#### DIRECTIVE:
Exactly repeat the full listing that follows.

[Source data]
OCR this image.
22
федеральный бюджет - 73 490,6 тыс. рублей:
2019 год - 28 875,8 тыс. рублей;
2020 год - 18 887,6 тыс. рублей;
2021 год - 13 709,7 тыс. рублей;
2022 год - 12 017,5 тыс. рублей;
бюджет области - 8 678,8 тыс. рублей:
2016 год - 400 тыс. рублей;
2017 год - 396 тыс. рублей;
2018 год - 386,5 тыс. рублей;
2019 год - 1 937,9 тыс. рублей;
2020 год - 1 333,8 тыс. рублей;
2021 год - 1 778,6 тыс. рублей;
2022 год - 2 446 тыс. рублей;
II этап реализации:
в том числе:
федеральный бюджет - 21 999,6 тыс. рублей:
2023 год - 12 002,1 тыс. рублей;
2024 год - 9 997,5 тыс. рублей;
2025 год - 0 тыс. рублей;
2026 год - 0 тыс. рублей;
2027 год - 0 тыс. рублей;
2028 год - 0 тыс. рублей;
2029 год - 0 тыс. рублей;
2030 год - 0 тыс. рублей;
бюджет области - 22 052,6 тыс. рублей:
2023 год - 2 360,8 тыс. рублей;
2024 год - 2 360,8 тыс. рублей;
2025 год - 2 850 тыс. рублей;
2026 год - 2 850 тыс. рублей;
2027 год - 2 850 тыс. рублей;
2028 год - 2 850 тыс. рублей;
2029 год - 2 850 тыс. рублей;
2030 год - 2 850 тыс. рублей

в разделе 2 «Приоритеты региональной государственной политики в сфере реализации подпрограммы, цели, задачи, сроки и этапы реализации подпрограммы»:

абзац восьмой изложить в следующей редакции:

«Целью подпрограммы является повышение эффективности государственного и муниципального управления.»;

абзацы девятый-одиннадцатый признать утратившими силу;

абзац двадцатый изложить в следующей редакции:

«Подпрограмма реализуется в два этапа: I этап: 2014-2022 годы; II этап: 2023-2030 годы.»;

#### COMPLETE OUTPUT:
OCR this image.
22
федеральный бюджет - 73 490,6 тыс. рублей:
2019 год - 28 875,8 тыс. рублей;
2020 год - 18 887,6 тыс. рублей;
2021 год - 13 709,7 тыс. рублей;
2022 год - 12 017,5 тыс. рублей;
бюджет области - 8 678,8 тыс. рублей:
2016 год - 400 тыс. рублей;
2017 год - 396 тыс. рублей;
2018 год - 386,5 тыс. рублей;
2019 год - 1 937,9 тыс. рублей;
2020 год - 1 333,8 тыс. рублей;
2021 год - 1 778,6 тыс. рублей;
2022 год - 2 446 тыс. рублей;
II этап реализации:
в том числе:
федеральный бюджет - 21 999,6 тыс. рублей:
2023 год - 12 002,1 тыс. рублей;
2024 год - 9 997,5 тыс. рублей;
2025 год - 0 тыс. рублей;
2026 год - 0 тыс. рублей;
2027 год - 0 тыс. рублей;
2028 год - 0 тыс. рублей;
2029 год - 0 тыс. рублей;
2030 год - 0 тыс. рублей;
бюджет области - 22 052,6 тыс. рублей:
2023 год - 2 360,8 тыс. рублей;
2024 год - 2 360,8 тыс. рублей;
2025 год - 2 850 тыс. рублей;
2026 год - 2 850 тыс. рублей;
2027 год - 2 850 тыс. рублей;
2028 год - 2 850 тыс. рублей;
2029 год - 2 850 тыс. рублей;
2030 год - 2 850 тыс. рублей

в разделе 2 «Приоритеты региональной государственной политики в сфере реализации подпрограммы, цели, задачи, сроки и этапы реализации подпрограммы»:

абзац восьмой изложить в следующей редакции:

«Целью подпрограммы является повышение эффективности государственного и муниципального управления.»;

абзацы девятый-одиннадцатый признать утратившими силу;

абзац двадцатый изложить в следующей редакции:

«Подпрограмма реализуется в два этапа: I этап: 2014-2022 годы; II этап: 2023-2030 годы.»;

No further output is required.